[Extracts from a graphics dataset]
____________________
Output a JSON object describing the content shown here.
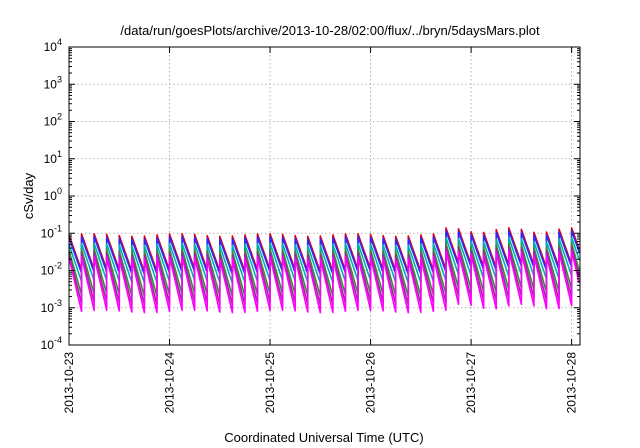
{
  "chart_data": {
    "type": "line",
    "title": "/data/run/goesPlots/archive/2013-10-28/02:00/flux/../bryn/5daysMars.plot",
    "xlabel": "Coordinated Universal Time (UTC)",
    "ylabel": "cSv/day",
    "yscale": "log",
    "ylim": [
      0.0001,
      10000
    ],
    "xlim": [
      "2013-10-23T00:00",
      "2013-10-28T02:00"
    ],
    "y_tick_labels": [
      {
        "value": 0.0001,
        "base": "10",
        "exp": "-4"
      },
      {
        "value": 0.001,
        "base": "10",
        "exp": "-3"
      },
      {
        "value": 0.01,
        "base": "10",
        "exp": "-2"
      },
      {
        "value": 0.1,
        "base": "10",
        "exp": "-1"
      },
      {
        "value": 1,
        "base": "10",
        "exp": "0"
      },
      {
        "value": 10,
        "base": "10",
        "exp": "1"
      },
      {
        "value": 100,
        "base": "10",
        "exp": "2"
      },
      {
        "value": 1000,
        "base": "10",
        "exp": "3"
      },
      {
        "value": 10000,
        "base": "10",
        "exp": "4"
      }
    ],
    "x_tick_labels": [
      "2013-10-23",
      "2013-10-24",
      "2013-10-25",
      "2013-10-26",
      "2013-10-27",
      "2013-10-28"
    ],
    "grid": true,
    "legend": "none",
    "sawtooth_period_hours": 3,
    "series": [
      {
        "color": "#e0001a",
        "peak": 0.09,
        "trough": 0.01
      },
      {
        "color": "#2a2aff",
        "peak": 0.075,
        "trough": 0.0085
      },
      {
        "color": "#00b0b0",
        "peak": 0.05,
        "trough": 0.005
      },
      {
        "color": "#3a8a3a",
        "peak": 0.035,
        "trough": 0.0022
      },
      {
        "color": "#9a2a9a",
        "peak": 0.028,
        "trough": 0.0013
      },
      {
        "color": "#ff00ff",
        "peak": 0.022,
        "trough": 0.0008
      }
    ],
    "enhanced_period": {
      "start_hour": 88,
      "factor": 1.35
    }
  }
}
____________________
INSTRUCTIONS FOR THE TASK:
Using the records above, retype everything exactly except the pictures.

THE COMPLETED TASK:
Output a JSON object describing the content shown here.
{
  "chart_data": {
    "type": "line",
    "title": "/data/run/goesPlots/archive/2013-10-28/02:00/flux/../bryn/5daysMars.plot",
    "xlabel": "Coordinated Universal Time (UTC)",
    "ylabel": "cSv/day",
    "yscale": "log",
    "ylim": [
      0.0001,
      10000
    ],
    "xlim": [
      "2013-10-23T00:00",
      "2013-10-28T02:00"
    ],
    "y_tick_labels": [
      {
        "value": 0.0001,
        "base": "10",
        "exp": "-4"
      },
      {
        "value": 0.001,
        "base": "10",
        "exp": "-3"
      },
      {
        "value": 0.01,
        "base": "10",
        "exp": "-2"
      },
      {
        "value": 0.1,
        "base": "10",
        "exp": "-1"
      },
      {
        "value": 1,
        "base": "10",
        "exp": "0"
      },
      {
        "value": 10,
        "base": "10",
        "exp": "1"
      },
      {
        "value": 100,
        "base": "10",
        "exp": "2"
      },
      {
        "value": 1000,
        "base": "10",
        "exp": "3"
      },
      {
        "value": 10000,
        "base": "10",
        "exp": "4"
      }
    ],
    "x_tick_labels": [
      "2013-10-23",
      "2013-10-24",
      "2013-10-25",
      "2013-10-26",
      "2013-10-27",
      "2013-10-28"
    ],
    "grid": true,
    "legend": "none",
    "sawtooth_period_hours": 3,
    "series": [
      {
        "color": "#e0001a",
        "peak": 0.09,
        "trough": 0.01
      },
      {
        "color": "#2a2aff",
        "peak": 0.075,
        "trough": 0.0085
      },
      {
        "color": "#00b0b0",
        "peak": 0.05,
        "trough": 0.005
      },
      {
        "color": "#3a8a3a",
        "peak": 0.035,
        "trough": 0.0022
      },
      {
        "color": "#9a2a9a",
        "peak": 0.028,
        "trough": 0.0013
      },
      {
        "color": "#ff00ff",
        "peak": 0.022,
        "trough": 0.0008
      }
    ],
    "enhanced_period": {
      "start_hour": 88,
      "factor": 1.35
    }
  }
}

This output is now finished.